Selected passage:
#####

What happens now because we've already seen the president refusing to comply with some congressional oversight. What happens if it's just a blatant, I'm just not going to comply with congressional subpoenas or congressional oversight? I mean, where do we go? I feel like we're already sort of in a constitutional crisis, but we haven't completely recognized it yet.
Amy
Yeah, I, I think the system is structured to rely upon the courts and court orders. Now you have to think through how court orders are effectuated, and that's done through the Department of Justice. To what extent would the executive be able to command the Department of Justice to not enforce an order? That's just theoretical. I don't think it's happened yet. I'd be surprised if it got to that case. It would be unfortunate. It would really be a usurpation of the balance of powers and the constitutional structure. NICHOLAS Even at the Kentucky Constitutional Convention, Jefferson and Madison, in their essays, repeatedly relied upon the courts. They said the courts were critical and they needed to be independent. There repeated essays in there about how essential it would be for the court system to be able to resolve disputes, particularly between the executive branch and, and the legislative branch. And all of this was before. Remember, 1803 is Marbury versus Madison. That's where the court actually said we can make these sorts of decisions. And that that's been the case now for well over 200 years. So the, hopefully the ability of the court system to make rulings that would determine what can and cannot be done would be enforced and recognized by the Department of justice and the U.S. marshal Service and that sort of thing. I'd be surprised if things get to that point. And there's some really interesting cases that, a few of which I've mentioned that are on the docket in the coming months. And the Supreme Court is working a little bit overtime. They're working more this summer than they ever have in the past.
Dennis Fleming Jr.
So we'll, you'll be watching that. You know, I feel like, I feel like, and I'm not a Scott scholar on this, but I feel like the Supreme Court has not adequately acted as a check on executive power in recent years. I, I could, I could be wrong. And I'm, I'm interested in your opinion on that. I feel like it's abdicated that role. But, you know, I, I'm also interested in your opinion on the absolute immunity from prosecution in criminal, from, from criminal prosecution of the president that the Supreme Court gave to all presidents, I guess, to, you know, this, this ruling that happened a couple of years ago. What your take on that is.

#####

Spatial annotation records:
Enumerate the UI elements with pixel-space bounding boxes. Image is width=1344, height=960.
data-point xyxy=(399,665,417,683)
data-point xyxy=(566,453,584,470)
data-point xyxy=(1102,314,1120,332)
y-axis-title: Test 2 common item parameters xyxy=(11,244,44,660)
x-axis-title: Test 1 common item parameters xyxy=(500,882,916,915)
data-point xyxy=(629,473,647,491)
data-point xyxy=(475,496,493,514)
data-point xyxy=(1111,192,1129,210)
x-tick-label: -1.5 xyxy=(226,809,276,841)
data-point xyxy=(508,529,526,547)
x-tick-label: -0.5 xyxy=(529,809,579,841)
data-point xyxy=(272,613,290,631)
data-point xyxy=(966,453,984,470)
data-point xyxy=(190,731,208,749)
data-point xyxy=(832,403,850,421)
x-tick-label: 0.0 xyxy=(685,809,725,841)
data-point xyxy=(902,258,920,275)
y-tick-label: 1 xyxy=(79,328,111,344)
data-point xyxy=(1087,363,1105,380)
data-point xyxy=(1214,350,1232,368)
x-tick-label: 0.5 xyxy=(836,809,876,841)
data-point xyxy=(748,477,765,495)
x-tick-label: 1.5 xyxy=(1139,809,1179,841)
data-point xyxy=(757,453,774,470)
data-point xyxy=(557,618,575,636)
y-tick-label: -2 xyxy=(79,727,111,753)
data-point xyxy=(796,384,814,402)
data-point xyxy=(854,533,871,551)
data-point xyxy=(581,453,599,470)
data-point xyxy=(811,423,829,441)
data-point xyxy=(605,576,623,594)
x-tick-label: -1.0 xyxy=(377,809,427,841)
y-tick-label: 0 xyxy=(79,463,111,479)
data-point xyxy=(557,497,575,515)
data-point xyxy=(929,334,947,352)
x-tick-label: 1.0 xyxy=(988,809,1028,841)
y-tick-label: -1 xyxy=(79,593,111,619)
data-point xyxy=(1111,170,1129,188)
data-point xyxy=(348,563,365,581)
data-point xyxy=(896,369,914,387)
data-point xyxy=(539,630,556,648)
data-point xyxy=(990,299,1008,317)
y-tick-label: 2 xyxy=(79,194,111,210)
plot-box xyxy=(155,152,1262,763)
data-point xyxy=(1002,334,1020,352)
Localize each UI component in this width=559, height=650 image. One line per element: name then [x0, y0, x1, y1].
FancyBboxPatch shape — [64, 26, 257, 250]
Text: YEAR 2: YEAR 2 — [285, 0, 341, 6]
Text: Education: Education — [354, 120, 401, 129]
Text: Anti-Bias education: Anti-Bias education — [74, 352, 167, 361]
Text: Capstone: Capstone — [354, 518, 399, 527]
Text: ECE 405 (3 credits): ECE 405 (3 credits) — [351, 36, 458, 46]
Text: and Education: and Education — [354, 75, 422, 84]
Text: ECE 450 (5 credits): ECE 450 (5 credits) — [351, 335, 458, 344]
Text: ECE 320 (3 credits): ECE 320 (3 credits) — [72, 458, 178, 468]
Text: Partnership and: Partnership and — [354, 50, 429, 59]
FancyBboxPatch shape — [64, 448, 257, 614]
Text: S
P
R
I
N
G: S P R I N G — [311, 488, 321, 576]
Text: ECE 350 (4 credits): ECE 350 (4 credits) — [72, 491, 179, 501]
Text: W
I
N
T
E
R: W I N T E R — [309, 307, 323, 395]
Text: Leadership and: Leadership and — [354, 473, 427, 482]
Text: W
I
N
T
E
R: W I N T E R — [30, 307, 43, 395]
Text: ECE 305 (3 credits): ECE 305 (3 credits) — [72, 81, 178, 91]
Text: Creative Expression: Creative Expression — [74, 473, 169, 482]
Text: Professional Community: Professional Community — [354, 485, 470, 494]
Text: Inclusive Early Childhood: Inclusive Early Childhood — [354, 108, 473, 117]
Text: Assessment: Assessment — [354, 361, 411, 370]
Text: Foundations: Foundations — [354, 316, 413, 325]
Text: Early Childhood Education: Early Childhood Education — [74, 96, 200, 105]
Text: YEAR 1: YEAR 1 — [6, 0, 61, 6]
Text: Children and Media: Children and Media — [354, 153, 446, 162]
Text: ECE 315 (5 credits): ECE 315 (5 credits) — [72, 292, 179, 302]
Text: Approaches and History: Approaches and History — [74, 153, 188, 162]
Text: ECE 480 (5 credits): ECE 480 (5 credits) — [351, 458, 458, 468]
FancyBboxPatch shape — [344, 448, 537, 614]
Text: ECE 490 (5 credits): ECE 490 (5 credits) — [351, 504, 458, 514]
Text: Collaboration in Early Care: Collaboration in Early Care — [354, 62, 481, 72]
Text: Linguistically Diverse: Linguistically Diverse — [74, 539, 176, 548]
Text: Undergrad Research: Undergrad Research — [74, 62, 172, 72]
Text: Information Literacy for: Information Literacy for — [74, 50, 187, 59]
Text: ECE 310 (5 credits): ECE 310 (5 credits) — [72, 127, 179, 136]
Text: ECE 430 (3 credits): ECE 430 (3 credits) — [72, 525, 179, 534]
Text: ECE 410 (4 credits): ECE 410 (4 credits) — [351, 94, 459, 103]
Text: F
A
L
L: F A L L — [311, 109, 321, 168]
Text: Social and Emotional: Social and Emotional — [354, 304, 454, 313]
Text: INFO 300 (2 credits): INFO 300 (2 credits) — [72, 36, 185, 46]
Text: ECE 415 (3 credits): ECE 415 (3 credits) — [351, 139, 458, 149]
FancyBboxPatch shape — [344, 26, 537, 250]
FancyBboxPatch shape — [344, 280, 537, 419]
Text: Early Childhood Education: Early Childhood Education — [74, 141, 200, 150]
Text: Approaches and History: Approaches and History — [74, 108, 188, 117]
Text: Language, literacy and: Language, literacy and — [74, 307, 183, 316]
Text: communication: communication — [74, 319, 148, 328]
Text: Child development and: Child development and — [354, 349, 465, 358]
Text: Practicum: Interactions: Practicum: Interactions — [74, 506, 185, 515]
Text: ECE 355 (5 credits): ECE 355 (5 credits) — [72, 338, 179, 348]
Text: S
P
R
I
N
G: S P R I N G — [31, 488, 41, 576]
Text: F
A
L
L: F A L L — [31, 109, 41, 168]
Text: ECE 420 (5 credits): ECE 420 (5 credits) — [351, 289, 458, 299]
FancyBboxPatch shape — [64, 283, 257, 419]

#####

What is asked:
[1] In the transcript, what year is given for Marbury versus Madison?
[2] Recast the entries as a Markdown table with the columns Row and Line. Begin at the first line of the entries, stop after the line that contains "data-point xyxy=(508,529,526,547)", and leave out blank lines.

Answers to the exercises:
[1] 1803

[2]
| Row | Line |
|---|---|
| 1 | Enumerate the UI elements with pixel-space bounding boxes. Image is width=1344, height=960. |
| 2 | data-point xyxy=(399,665,417,683) |
| 3 | data-point xyxy=(566,453,584,470) |
| 4 | data-point xyxy=(1102,314,1120,332) |
| 5 | y-axis-title: Test 2 common item parameters xyxy=(11,244,44,660) |
| 6 | x-axis-title: Test 1 common item parameters xyxy=(500,882,916,915) |
| 7 | data-point xyxy=(629,473,647,491) |
| 8 | data-point xyxy=(475,496,493,514) |
| 9 | data-point xyxy=(1111,192,1129,210) |
| 10 | x-tick-label: -1.5 xyxy=(226,809,276,841) |
| 11 | data-point xyxy=(508,529,526,547) |